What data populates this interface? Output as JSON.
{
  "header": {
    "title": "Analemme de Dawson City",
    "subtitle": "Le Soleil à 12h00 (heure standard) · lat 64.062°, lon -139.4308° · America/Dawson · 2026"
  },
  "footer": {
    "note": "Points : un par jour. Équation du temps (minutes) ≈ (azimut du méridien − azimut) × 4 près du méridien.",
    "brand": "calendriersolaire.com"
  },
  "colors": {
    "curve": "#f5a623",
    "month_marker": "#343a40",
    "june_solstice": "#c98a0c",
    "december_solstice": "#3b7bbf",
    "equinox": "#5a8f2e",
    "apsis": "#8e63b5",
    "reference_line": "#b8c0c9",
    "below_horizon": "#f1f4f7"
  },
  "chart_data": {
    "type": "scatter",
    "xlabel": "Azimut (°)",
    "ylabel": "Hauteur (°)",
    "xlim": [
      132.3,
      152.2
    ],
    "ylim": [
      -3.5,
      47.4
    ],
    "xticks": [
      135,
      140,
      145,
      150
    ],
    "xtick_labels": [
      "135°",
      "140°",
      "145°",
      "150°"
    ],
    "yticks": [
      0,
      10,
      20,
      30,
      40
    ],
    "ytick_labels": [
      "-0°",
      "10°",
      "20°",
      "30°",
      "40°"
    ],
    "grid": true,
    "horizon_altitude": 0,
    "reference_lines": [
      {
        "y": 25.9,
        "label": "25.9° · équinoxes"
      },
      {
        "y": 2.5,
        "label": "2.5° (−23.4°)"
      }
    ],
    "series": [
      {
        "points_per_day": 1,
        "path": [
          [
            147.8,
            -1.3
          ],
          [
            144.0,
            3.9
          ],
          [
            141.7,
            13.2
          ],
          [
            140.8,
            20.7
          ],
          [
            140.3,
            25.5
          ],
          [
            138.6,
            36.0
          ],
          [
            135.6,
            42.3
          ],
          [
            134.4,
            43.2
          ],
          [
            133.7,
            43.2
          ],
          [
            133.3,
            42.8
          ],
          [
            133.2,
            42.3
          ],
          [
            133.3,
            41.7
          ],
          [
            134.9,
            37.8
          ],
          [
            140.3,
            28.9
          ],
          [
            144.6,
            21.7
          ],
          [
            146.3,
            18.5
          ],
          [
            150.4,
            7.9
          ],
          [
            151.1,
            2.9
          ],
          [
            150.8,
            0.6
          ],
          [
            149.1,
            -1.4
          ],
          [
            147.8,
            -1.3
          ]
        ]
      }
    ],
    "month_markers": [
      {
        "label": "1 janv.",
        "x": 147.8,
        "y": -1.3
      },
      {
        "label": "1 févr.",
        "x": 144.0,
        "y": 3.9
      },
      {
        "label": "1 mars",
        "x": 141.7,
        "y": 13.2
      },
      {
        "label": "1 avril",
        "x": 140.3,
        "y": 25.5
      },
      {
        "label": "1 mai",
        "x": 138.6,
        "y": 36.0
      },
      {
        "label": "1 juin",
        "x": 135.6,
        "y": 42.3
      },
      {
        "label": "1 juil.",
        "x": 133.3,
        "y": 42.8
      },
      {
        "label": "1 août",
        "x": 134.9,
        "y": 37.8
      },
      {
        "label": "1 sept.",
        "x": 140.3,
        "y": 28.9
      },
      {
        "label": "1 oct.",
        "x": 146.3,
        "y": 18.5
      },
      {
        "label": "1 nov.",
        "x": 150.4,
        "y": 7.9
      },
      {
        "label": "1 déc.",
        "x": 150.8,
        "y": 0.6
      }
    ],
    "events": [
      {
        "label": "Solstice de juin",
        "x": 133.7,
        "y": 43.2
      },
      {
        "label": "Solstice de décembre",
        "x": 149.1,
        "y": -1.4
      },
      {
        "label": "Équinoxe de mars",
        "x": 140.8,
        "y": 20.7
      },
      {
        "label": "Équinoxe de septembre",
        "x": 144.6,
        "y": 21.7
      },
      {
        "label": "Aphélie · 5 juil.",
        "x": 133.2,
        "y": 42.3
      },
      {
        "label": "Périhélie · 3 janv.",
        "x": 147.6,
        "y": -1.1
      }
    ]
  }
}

* [What you should do]:
Produce an exact copy of the whole listing.

* [Response to the exercise]:
What data populates this interface? Output as JSON.
{
  "header": {
    "title": "Analemme de Dawson City",
    "subtitle": "Le Soleil à 12h00 (heure standard) · lat 64.062°, lon -139.4308° · America/Dawson · 2026"
  },
  "footer": {
    "note": "Points : un par jour. Équation du temps (minutes) ≈ (azimut du méridien − azimut) × 4 près du méridien.",
    "brand": "calendriersolaire.com"
  },
  "colors": {
    "curve": "#f5a623",
    "month_marker": "#343a40",
    "june_solstice": "#c98a0c",
    "december_solstice": "#3b7bbf",
    "equinox": "#5a8f2e",
    "apsis": "#8e63b5",
    "reference_line": "#b8c0c9",
    "below_horizon": "#f1f4f7"
  },
  "chart_data": {
    "type": "scatter",
    "xlabel": "Azimut (°)",
    "ylabel": "Hauteur (°)",
    "xlim": [
      132.3,
      152.2
    ],
    "ylim": [
      -3.5,
      47.4
    ],
    "xticks": [
      135,
      140,
      145,
      150
    ],
    "xtick_labels": [
      "135°",
      "140°",
      "145°",
      "150°"
    ],
    "yticks": [
      0,
      10,
      20,
      30,
      40
    ],
    "ytick_labels": [
      "-0°",
      "10°",
      "20°",
      "30°",
      "40°"
    ],
    "grid": true,
    "horizon_altitude": 0,
    "reference_lines": [
      {
        "y": 25.9,
        "label": "25.9° · équinoxes"
      },
      {
        "y": 2.5,
        "label": "2.5° (−23.4°)"
      }
    ],
    "series": [
      {
        "points_per_day": 1,
        "path": [
          [
            147.8,
            -1.3
          ],
          [
            144.0,
            3.9
          ],
          [
            141.7,
            13.2
          ],
          [
            140.8,
            20.7
          ],
          [
            140.3,
            25.5
          ],
          [
            138.6,
            36.0
          ],
          [
            135.6,
            42.3
          ],
          [
            134.4,
            43.2
          ],
          [
            133.7,
            43.2
          ],
          [
            133.3,
            42.8
          ],
          [
            133.2,
            42.3
          ],
          [
            133.3,
            41.7
          ],
          [
            134.9,
            37.8
          ],
          [
            140.3,
            28.9
          ],
          [
            144.6,
            21.7
          ],
          [
            146.3,
            18.5
          ],
          [
            150.4,
            7.9
          ],
          [
            151.1,
            2.9
          ],
          [
            150.8,
            0.6
          ],
          [
            149.1,
            -1.4
          ],
          [
            147.8,
            -1.3
          ]
        ]
      }
    ],
    "month_markers": [
      {
        "label": "1 janv.",
        "x": 147.8,
        "y": -1.3
      },
      {
        "label": "1 févr.",
        "x": 144.0,
        "y": 3.9
      },
      {
        "label": "1 mars",
        "x": 141.7,
        "y": 13.2
      },
      {
        "label": "1 avril",
        "x": 140.3,
        "y": 25.5
      },
      {
        "label": "1 mai",
        "x": 138.6,
        "y": 36.0
      },
      {
        "label": "1 juin",
        "x": 135.6,
        "y": 42.3
      },
      {
        "label": "1 juil.",
        "x": 133.3,
        "y": 42.8
      },
      {
        "label": "1 août",
        "x": 134.9,
        "y": 37.8
      },
      {
        "label": "1 sept.",
        "x": 140.3,
        "y": 28.9
      },
      {
        "label": "1 oct.",
        "x": 146.3,
        "y": 18.5
      },
      {
        "label": "1 nov.",
        "x": 150.4,
        "y": 7.9
      },
      {
        "label": "1 déc.",
        "x": 150.8,
        "y": 0.6
      }
    ],
    "events": [
      {
        "label": "Solstice de juin",
        "x": 133.7,
        "y": 43.2
      },
      {
        "label": "Solstice de décembre",
        "x": 149.1,
        "y": -1.4
      },
      {
        "label": "Équinoxe de mars",
        "x": 140.8,
        "y": 20.7
      },
      {
        "label": "Équinoxe de septembre",
        "x": 144.6,
        "y": 21.7
      },
      {
        "label": "Aphélie · 5 juil.",
        "x": 133.2,
        "y": 42.3
      },
      {
        "label": "Périhélie · 3 janv.",
        "x": 147.6,
        "y": -1.1
      }
    ]
  }
}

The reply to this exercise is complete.